> **WHAT IS REQUIRED**
Count, in the entries, the lines with "handle". Answer with the number only.
── SUPPLIED DATA
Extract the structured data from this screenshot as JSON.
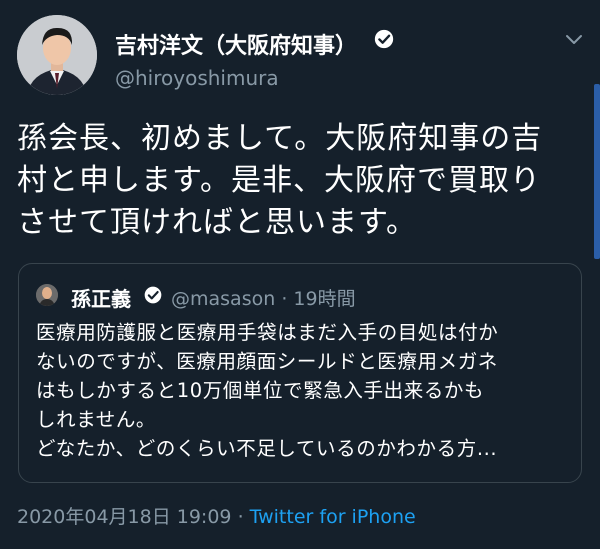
{
  "tweet": {
    "author": {
      "display_name": "吉村洋文（大阪府知事）",
      "handle": "@hiroyoshimura",
      "verified": true
    },
    "text": "孫会長、初めまして。大阪府知事の吉\n村と申します。是非、大阪府で買取り\nさせて頂ければと思います。",
    "timestamp": "2020年04月18日 19:09",
    "separator": "·",
    "source": "Twitter for iPhone"
  },
  "quoted_tweet": {
    "display_name": "孫正義",
    "handle": "@masason",
    "time": "19時間",
    "separator": "·",
    "verified": true,
    "text": "医療用防護服と医療用手袋はまだ入手の目処は付か\nないのですが、医療用顔面シールドと医療用メガネ\nはもしかすると10万個単位で緊急入手出来るかも\nしれません。\nどなたか、どのくらい不足しているのかわかる方..."
  },
  "colors": {
    "background": "#15202b",
    "text": "#ffffff",
    "muted": "#8899a6",
    "accent": "#1da1f2",
    "border": "#38444d"
  },
  "icons": {
    "verified": "verified-badge-icon",
    "menu": "chevron-down-icon"
  }
}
────
> **OUTPUT OF THE TASK**
2